Stated exercise ::
Copy every line that holds "into".

(Dataset items)
>>>>
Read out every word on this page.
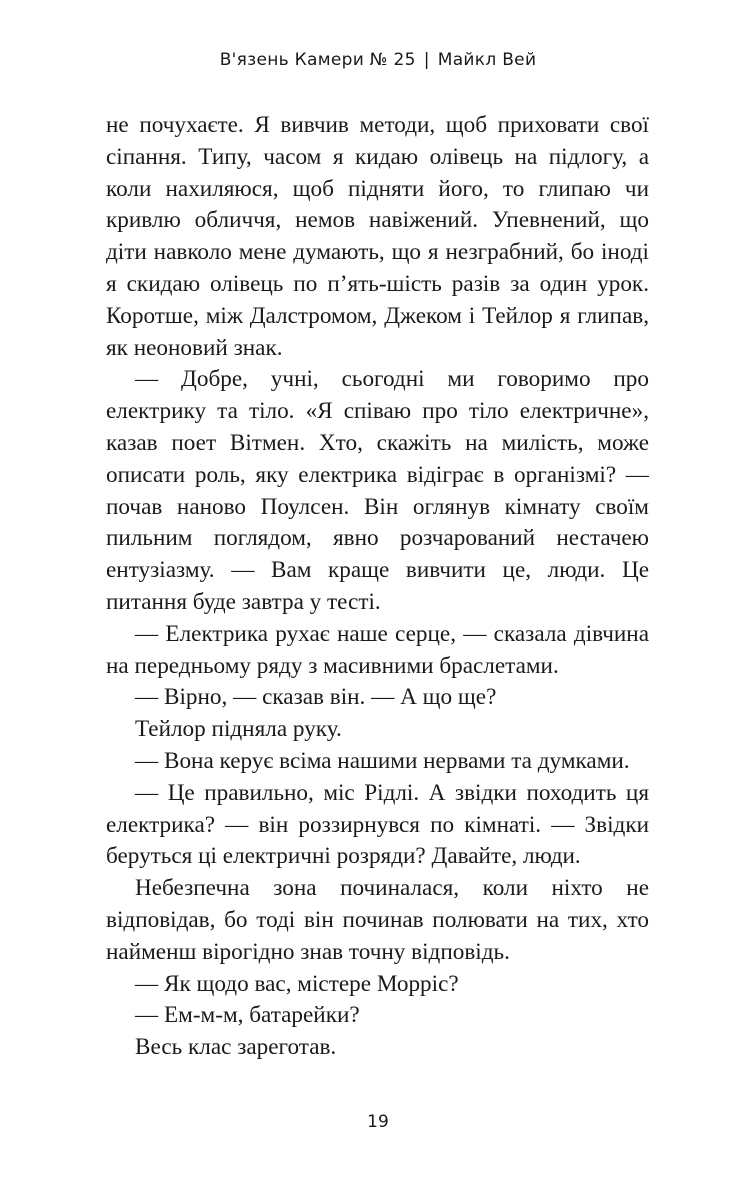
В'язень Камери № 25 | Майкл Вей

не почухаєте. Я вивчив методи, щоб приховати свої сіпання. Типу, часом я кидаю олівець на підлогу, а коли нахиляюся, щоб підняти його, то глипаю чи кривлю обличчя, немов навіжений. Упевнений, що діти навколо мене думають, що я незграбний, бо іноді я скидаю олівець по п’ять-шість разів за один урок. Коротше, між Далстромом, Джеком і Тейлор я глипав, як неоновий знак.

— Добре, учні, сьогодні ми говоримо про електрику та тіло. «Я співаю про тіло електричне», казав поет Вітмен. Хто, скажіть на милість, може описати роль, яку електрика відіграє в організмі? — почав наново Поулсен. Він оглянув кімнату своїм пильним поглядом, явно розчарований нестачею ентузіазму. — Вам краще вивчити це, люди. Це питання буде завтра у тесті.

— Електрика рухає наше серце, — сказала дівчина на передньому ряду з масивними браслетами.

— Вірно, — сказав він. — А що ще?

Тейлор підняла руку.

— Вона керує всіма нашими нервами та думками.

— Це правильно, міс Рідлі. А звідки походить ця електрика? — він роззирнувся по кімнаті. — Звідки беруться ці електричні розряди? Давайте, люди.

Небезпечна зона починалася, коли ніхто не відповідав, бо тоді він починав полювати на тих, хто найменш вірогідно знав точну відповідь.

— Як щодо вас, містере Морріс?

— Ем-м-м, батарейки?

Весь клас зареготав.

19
<<<<
>>>>
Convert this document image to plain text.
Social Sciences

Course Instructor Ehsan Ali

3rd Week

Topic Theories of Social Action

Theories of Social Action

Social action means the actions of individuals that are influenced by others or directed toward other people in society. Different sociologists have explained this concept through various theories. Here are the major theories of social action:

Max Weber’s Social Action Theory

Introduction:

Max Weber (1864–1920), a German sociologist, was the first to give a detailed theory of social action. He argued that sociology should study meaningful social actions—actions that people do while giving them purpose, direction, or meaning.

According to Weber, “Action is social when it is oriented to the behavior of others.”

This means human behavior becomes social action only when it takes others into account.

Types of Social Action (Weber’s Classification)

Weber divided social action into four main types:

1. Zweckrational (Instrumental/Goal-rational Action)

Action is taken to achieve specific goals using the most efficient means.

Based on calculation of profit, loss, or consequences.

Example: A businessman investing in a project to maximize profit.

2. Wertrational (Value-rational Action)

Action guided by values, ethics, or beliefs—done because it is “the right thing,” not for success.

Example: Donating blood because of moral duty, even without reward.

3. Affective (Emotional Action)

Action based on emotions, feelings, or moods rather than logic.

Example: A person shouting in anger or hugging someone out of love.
<<<<
Response ::
This means human behavior becomes social action only when it takes others into account.
Weber divided social action into four main types:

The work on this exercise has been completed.